**EXERCISE:** Restate every line of the material, word for word.

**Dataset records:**
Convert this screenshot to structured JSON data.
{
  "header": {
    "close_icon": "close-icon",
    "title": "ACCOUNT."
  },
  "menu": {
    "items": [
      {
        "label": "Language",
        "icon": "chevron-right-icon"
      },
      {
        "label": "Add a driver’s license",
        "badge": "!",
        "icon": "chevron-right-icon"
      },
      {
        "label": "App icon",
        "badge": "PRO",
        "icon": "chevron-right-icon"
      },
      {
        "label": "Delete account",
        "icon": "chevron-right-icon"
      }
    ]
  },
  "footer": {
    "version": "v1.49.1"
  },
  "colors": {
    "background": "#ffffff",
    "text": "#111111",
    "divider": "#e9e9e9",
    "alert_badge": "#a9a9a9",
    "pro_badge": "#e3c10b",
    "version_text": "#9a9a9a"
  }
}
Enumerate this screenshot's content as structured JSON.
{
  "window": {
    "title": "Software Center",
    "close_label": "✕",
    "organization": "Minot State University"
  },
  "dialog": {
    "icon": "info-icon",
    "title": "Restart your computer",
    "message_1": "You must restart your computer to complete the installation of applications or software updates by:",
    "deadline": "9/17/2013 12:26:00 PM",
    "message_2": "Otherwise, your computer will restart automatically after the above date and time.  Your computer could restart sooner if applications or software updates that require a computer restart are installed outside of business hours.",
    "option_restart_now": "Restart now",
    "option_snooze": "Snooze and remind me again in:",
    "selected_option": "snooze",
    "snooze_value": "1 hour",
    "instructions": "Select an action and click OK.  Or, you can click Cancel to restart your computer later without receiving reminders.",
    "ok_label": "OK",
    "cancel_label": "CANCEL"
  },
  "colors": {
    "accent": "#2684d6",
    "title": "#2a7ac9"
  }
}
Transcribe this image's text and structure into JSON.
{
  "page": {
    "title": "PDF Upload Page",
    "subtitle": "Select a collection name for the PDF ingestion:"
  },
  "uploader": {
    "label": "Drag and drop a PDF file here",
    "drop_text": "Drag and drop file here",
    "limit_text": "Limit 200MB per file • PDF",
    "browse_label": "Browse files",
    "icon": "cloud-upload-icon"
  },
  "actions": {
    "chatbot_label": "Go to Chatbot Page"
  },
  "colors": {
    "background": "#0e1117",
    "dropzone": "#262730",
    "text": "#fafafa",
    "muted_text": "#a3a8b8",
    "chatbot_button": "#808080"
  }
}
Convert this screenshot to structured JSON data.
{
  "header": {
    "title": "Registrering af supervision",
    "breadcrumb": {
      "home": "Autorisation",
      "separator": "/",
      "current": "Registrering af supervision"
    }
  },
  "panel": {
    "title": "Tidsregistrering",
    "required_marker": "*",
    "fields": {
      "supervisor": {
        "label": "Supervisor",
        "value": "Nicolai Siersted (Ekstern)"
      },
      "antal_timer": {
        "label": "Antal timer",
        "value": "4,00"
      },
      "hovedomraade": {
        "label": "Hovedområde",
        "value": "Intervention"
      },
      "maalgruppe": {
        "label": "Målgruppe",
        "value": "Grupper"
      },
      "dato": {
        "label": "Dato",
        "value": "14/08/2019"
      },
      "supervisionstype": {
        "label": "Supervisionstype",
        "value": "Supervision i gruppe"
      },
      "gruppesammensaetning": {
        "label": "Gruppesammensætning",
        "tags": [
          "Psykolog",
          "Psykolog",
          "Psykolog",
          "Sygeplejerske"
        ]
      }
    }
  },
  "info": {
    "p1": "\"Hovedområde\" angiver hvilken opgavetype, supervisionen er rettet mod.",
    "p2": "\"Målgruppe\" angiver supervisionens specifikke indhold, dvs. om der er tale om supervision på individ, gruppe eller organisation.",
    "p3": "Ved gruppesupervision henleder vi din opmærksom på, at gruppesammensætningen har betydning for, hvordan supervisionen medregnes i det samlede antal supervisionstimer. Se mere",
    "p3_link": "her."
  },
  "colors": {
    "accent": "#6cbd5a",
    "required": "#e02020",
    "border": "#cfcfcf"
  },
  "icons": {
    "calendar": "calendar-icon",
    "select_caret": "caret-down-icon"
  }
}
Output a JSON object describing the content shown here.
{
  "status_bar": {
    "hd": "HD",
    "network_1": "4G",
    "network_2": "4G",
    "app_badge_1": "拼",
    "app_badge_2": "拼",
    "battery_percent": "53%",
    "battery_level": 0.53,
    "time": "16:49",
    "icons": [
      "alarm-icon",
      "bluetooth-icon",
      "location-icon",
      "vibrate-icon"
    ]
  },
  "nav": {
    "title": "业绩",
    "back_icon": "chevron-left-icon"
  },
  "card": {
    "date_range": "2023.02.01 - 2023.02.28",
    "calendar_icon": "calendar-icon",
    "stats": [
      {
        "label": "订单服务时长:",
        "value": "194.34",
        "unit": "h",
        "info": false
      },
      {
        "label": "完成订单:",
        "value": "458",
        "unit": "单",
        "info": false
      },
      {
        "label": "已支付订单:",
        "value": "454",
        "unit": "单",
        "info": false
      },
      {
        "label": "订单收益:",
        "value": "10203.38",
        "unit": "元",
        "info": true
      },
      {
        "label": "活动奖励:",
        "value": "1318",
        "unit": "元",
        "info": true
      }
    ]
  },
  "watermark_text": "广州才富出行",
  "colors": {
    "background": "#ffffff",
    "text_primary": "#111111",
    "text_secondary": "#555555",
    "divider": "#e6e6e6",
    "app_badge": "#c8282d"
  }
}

**SOLUTION TO THIS TASK:**
Convert this screenshot to structured JSON data.
{
  "header": {
    "close_icon": "close-icon",
    "title": "ACCOUNT."
  },
  "menu": {
    "items": [
      {
        "label": "Language",
        "icon": "chevron-right-icon"
      },
      {
        "label": "Add a driver’s license",
        "badge": "!",
        "icon": "chevron-right-icon"
      },
      {
        "label": "App icon",
        "badge": "PRO",
        "icon": "chevron-right-icon"
      },
      {
        "label": "Delete account",
        "icon": "chevron-right-icon"
      }
    ]
  },
  "footer": {
    "version": "v1.49.1"
  },
  "colors": {
    "background": "#ffffff",
    "text": "#111111",
    "divider": "#e9e9e9",
    "alert_badge": "#a9a9a9",
    "pro_badge": "#e3c10b",
    "version_text": "#9a9a9a"
  }
}
Enumerate this screenshot's content as structured JSON.
{
  "window": {
    "title": "Software Center",
    "close_label": "✕",
    "organization": "Minot State University"
  },
  "dialog": {
    "icon": "info-icon",
    "title": "Restart your computer",
    "message_1": "You must restart your computer to complete the installation of applications or software updates by:",
    "deadline": "9/17/2013 12:26:00 PM",
    "message_2": "Otherwise, your computer will restart automatically after the above date and time.  Your computer could restart sooner if applications or software updates that require a computer restart are installed outside of business hours.",
    "option_restart_now": "Restart now",
    "option_snooze": "Snooze and remind me again in:",
    "selected_option": "snooze",
    "snooze_value": "1 hour",
    "instructions": "Select an action and click OK.  Or, you can click Cancel to restart your computer later without receiving reminders.",
    "ok_label": "OK",
    "cancel_label": "CANCEL"
  },
  "colors": {
    "accent": "#2684d6",
    "title": "#2a7ac9"
  }
}
Transcribe this image's text and structure into JSON.
{
  "page": {
    "title": "PDF Upload Page",
    "subtitle": "Select a collection name for the PDF ingestion:"
  },
  "uploader": {
    "label": "Drag and drop a PDF file here",
    "drop_text": "Drag and drop file here",
    "limit_text": "Limit 200MB per file • PDF",
    "browse_label": "Browse files",
    "icon": "cloud-upload-icon"
  },
  "actions": {
    "chatbot_label": "Go to Chatbot Page"
  },
  "colors": {
    "background": "#0e1117",
    "dropzone": "#262730",
    "text": "#fafafa",
    "muted_text": "#a3a8b8",
    "chatbot_button": "#808080"
  }
}
Convert this screenshot to structured JSON data.
{
  "header": {
    "title": "Registrering af supervision",
    "breadcrumb": {
      "home": "Autorisation",
      "separator": "/",
      "current": "Registrering af supervision"
    }
  },
  "panel": {
    "title": "Tidsregistrering",
    "required_marker": "*",
    "fields": {
      "supervisor": {
        "label": "Supervisor",
        "value": "Nicolai Siersted (Ekstern)"
      },
      "antal_timer": {
        "label": "Antal timer",
        "value": "4,00"
      },
      "hovedomraade": {
        "label": "Hovedområde",
        "value": "Intervention"
      },
      "maalgruppe": {
        "label": "Målgruppe",
        "value": "Grupper"
      },
      "dato": {
        "label": "Dato",
        "value": "14/08/2019"
      },
      "supervisionstype": {
        "label": "Supervisionstype",
        "value": "Supervision i gruppe"
      },
      "gruppesammensaetning": {
        "label": "Gruppesammensætning",
        "tags": [
          "Psykolog",
          "Psykolog",
          "Psykolog",
          "Sygeplejerske"
        ]
      }
    }
  },
  "info": {
    "p1": "\"Hovedområde\" angiver hvilken opgavetype, supervisionen er rettet mod.",
    "p2": "\"Målgruppe\" angiver supervisionens specifikke indhold, dvs. om der er tale om supervision på individ, gruppe eller organisation.",
    "p3": "Ved gruppesupervision henleder vi din opmærksom på, at gruppesammensætningen har betydning for, hvordan supervisionen medregnes i det samlede antal supervisionstimer. Se mere",
    "p3_link": "her."
  },
  "colors": {
    "accent": "#6cbd5a",
    "required": "#e02020",
    "border": "#cfcfcf"
  },
  "icons": {
    "calendar": "calendar-icon",
    "select_caret": "caret-down-icon"
  }
}
Output a JSON object describing the content shown here.
{
  "status_bar": {
    "hd": "HD",
    "network_1": "4G",
    "network_2": "4G",
    "app_badge_1": "拼",
    "app_badge_2": "拼",
    "battery_percent": "53%",
    "battery_level": 0.53,
    "time": "16:49",
    "icons": [
      "alarm-icon",
      "bluetooth-icon",
      "location-icon",
      "vibrate-icon"
    ]
  },
  "nav": {
    "title": "业绩",
    "back_icon": "chevron-left-icon"
  },
  "card": {
    "date_range": "2023.02.01 - 2023.02.28",
    "calendar_icon": "calendar-icon",
    "stats": [
      {
        "label": "订单服务时长:",
        "value": "194.34",
        "unit": "h",
        "info": false
      },
      {
        "label": "完成订单:",
        "value": "458",
        "unit": "单",
        "info": false
      },
      {
        "label": "已支付订单:",
        "value": "454",
        "unit": "单",
        "info": false
      },
      {
        "label": "订单收益:",
        "value": "10203.38",
        "unit": "元",
        "info": true
      },
      {
        "label": "活动奖励:",
        "value": "1318",
        "unit": "元",
        "info": true
      }
    ]
  },
  "watermark_text": "广州才富出行",
  "colors": {
    "background": "#ffffff",
    "text_primary": "#111111",
    "text_secondary": "#555555",
    "divider": "#e6e6e6",
    "app_badge": "#c8282d"
  }
}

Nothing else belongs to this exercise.